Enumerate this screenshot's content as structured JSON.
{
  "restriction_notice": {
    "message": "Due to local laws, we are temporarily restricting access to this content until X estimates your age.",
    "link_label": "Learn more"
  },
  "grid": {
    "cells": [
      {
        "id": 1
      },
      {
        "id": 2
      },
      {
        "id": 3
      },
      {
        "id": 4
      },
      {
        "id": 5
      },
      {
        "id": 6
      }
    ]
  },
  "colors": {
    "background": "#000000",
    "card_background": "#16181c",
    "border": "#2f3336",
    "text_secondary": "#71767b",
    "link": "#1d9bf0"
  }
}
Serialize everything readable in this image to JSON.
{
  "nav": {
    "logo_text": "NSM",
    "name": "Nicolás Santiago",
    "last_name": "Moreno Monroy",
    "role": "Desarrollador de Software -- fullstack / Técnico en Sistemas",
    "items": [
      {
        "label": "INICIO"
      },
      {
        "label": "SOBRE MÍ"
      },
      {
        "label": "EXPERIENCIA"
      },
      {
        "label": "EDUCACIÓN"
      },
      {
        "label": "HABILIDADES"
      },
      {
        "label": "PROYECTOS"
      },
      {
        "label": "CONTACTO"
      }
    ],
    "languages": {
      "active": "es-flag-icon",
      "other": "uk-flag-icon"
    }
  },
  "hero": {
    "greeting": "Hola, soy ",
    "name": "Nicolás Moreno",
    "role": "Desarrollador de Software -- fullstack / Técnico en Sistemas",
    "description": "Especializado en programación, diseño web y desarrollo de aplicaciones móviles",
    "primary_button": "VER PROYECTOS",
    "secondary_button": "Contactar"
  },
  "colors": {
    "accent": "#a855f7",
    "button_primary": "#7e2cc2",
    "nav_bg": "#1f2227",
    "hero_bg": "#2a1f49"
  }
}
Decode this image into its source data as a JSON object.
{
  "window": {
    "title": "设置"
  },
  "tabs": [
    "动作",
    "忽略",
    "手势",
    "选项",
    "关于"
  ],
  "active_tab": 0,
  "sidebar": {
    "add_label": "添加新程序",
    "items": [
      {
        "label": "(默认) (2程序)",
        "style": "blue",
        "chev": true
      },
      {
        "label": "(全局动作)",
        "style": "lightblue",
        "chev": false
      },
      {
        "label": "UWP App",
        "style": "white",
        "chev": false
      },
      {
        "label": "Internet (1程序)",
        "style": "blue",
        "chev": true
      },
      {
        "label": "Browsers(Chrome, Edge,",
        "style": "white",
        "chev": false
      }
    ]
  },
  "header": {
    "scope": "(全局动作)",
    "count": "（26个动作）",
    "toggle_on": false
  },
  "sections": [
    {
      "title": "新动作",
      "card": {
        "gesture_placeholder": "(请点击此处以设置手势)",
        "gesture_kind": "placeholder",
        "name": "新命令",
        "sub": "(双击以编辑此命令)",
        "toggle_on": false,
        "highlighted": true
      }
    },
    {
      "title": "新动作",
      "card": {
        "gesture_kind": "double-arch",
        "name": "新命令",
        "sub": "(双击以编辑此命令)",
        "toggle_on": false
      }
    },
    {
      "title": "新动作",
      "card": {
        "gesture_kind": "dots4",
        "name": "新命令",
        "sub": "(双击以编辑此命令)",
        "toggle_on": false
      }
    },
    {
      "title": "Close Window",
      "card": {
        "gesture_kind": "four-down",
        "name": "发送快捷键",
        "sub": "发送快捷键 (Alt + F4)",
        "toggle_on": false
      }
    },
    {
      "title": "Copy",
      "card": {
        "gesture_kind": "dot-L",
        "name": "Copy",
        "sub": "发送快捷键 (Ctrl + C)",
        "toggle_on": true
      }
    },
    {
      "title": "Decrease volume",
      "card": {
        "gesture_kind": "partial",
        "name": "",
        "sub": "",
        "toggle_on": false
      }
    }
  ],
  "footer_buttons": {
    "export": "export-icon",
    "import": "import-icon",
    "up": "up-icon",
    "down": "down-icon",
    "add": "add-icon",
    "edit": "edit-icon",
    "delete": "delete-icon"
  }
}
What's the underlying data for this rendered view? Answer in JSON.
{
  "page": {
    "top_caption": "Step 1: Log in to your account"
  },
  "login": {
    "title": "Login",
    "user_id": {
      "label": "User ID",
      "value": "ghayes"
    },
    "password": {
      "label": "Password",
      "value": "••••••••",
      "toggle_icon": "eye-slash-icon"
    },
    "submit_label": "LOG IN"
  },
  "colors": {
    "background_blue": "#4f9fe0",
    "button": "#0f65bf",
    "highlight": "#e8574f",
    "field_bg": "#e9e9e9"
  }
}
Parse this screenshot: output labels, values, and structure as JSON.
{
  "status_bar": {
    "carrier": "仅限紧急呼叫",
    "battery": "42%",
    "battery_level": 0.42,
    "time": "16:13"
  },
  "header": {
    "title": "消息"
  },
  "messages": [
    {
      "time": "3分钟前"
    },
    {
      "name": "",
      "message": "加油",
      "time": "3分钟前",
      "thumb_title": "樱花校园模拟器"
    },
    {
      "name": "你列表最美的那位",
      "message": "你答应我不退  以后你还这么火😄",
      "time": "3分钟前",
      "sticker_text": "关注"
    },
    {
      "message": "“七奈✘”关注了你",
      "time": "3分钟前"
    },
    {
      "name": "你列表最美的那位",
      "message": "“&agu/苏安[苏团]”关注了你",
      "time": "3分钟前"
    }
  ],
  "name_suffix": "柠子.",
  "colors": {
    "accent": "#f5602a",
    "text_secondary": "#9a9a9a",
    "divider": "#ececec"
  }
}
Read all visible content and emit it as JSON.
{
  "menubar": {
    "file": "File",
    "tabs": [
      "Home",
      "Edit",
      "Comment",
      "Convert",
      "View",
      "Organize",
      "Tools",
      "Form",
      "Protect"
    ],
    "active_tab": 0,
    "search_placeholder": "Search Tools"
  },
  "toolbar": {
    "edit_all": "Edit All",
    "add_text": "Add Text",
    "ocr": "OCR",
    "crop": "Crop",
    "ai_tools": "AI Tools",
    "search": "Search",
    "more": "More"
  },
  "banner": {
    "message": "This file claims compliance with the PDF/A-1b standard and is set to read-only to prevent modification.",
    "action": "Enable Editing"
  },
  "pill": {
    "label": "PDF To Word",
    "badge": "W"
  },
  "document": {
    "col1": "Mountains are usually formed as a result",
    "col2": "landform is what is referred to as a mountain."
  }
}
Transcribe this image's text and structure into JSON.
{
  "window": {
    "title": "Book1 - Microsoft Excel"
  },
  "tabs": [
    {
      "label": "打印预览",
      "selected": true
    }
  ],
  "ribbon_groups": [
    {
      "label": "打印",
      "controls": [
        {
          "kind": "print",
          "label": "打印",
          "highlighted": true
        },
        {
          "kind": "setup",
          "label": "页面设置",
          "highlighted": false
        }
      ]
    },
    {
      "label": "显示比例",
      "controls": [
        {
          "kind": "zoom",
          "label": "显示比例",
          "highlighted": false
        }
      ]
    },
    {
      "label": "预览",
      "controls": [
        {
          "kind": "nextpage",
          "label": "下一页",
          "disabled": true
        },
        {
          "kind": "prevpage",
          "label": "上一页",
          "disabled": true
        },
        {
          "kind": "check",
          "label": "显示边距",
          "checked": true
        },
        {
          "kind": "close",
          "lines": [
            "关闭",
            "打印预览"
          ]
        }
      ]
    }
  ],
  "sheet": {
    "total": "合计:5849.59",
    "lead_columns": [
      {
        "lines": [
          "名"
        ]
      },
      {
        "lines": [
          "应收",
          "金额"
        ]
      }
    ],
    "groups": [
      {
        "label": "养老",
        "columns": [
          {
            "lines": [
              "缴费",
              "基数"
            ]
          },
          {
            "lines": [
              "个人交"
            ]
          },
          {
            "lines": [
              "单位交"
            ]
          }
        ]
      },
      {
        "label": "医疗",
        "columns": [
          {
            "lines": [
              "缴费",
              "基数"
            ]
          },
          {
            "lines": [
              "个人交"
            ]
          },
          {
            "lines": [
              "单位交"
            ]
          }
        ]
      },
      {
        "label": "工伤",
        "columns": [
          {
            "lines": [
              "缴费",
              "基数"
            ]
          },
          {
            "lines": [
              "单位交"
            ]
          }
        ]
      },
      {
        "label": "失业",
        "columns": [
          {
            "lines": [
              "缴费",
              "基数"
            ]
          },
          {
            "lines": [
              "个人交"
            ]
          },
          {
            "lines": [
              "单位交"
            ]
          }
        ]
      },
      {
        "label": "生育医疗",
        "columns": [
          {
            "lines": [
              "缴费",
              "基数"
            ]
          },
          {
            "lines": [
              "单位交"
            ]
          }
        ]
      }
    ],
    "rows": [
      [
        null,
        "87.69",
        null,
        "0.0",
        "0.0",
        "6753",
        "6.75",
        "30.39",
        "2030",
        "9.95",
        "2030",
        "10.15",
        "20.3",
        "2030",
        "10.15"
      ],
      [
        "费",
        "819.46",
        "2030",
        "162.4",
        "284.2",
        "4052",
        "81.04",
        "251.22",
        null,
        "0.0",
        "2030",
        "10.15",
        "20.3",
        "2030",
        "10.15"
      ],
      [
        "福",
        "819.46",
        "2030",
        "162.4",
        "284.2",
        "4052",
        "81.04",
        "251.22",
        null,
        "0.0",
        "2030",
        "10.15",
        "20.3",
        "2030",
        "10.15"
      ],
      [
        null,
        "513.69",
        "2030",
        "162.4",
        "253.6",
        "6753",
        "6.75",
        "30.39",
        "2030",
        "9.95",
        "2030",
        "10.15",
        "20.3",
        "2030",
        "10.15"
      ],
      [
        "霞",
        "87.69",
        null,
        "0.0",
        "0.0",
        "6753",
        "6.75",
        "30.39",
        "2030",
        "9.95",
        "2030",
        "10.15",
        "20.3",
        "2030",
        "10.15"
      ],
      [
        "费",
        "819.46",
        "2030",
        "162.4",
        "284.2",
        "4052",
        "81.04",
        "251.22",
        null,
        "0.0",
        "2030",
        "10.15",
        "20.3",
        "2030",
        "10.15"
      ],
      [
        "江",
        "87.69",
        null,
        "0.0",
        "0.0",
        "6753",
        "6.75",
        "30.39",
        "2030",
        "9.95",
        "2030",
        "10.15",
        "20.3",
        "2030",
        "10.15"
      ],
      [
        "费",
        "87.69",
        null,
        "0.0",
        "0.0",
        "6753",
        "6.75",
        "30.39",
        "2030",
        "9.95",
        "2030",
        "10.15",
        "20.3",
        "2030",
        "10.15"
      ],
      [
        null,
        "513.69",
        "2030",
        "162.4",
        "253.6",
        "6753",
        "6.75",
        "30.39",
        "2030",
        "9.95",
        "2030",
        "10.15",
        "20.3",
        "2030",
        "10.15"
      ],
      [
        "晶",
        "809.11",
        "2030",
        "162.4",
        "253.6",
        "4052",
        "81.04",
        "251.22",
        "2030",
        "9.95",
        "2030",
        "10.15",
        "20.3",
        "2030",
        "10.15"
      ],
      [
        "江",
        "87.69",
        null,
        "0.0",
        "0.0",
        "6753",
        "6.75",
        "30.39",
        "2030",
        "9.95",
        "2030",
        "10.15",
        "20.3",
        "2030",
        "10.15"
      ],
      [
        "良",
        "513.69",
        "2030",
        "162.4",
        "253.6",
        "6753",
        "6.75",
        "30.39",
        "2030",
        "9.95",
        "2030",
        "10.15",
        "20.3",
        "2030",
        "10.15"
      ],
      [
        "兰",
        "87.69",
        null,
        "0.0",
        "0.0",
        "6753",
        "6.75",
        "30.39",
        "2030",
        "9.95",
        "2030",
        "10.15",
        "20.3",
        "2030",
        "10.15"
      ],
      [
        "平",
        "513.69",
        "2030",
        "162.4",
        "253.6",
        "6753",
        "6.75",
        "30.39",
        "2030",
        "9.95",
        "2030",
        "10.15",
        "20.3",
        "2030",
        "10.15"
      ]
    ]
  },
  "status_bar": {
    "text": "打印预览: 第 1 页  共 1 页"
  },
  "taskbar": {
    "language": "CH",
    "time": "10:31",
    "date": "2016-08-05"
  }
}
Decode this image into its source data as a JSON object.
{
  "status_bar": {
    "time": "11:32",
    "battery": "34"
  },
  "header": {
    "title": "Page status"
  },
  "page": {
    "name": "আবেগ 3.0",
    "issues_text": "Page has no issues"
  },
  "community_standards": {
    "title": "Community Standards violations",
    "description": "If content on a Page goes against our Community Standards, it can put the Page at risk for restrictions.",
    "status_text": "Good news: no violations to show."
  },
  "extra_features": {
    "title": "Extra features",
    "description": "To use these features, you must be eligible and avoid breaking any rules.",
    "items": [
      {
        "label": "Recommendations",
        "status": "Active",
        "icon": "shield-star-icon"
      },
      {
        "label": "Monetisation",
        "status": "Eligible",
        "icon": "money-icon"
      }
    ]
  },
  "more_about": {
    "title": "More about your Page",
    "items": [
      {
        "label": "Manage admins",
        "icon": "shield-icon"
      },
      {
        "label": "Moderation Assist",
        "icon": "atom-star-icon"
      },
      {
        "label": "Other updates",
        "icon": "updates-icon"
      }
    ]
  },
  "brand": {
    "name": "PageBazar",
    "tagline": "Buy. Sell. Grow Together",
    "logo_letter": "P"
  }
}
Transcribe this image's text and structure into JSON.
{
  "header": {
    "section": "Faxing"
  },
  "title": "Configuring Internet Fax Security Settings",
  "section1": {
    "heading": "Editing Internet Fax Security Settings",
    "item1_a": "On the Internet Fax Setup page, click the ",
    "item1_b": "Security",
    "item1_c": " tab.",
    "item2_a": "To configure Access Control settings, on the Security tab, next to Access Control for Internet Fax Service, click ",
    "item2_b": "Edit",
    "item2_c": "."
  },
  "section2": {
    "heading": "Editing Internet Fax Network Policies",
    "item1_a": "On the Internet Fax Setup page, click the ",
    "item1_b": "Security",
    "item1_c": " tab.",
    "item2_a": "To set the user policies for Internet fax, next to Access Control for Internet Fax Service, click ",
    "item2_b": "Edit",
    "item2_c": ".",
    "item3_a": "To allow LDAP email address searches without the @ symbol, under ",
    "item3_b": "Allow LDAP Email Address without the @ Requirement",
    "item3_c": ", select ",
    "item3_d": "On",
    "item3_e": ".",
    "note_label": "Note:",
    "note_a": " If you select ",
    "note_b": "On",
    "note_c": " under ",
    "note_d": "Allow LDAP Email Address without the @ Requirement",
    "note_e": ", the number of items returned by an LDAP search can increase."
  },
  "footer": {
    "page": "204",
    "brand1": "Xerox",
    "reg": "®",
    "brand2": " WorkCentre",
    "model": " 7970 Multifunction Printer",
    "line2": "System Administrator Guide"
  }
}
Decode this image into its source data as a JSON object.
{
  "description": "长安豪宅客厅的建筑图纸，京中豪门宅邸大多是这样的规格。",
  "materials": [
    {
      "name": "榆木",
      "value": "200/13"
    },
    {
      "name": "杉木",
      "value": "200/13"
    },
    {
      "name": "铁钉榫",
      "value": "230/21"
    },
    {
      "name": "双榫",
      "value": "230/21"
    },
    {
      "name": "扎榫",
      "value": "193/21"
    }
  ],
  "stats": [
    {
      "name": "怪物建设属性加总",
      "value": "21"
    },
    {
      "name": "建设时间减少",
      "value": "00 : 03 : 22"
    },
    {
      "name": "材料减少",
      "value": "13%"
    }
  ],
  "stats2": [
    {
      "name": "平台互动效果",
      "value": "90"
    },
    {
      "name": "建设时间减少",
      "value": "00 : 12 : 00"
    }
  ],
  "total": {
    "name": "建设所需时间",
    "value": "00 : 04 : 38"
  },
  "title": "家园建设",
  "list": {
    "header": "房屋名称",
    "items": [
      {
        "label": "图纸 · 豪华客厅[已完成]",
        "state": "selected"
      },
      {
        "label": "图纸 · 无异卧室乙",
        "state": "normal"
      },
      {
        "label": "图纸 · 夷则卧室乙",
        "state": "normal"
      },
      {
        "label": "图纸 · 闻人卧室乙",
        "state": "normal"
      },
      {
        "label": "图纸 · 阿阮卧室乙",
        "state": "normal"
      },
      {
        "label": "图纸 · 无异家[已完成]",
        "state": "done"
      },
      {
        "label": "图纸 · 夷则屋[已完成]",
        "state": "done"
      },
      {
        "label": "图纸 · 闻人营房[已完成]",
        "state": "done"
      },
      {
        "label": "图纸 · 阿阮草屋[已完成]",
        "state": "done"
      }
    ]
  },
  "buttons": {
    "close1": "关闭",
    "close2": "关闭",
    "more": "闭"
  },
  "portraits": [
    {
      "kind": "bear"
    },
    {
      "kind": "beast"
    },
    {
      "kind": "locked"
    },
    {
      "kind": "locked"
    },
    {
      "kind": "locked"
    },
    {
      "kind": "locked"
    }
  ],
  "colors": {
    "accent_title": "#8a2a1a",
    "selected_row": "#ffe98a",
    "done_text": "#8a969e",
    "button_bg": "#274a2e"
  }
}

________________

• _PROBLEM STATEMENT_
In the records above, locate the lines holding the word "shield". Copy each of them.

• _FINAL RESULT_
        "icon": "shield-star-icon"
        "icon": "shield-icon"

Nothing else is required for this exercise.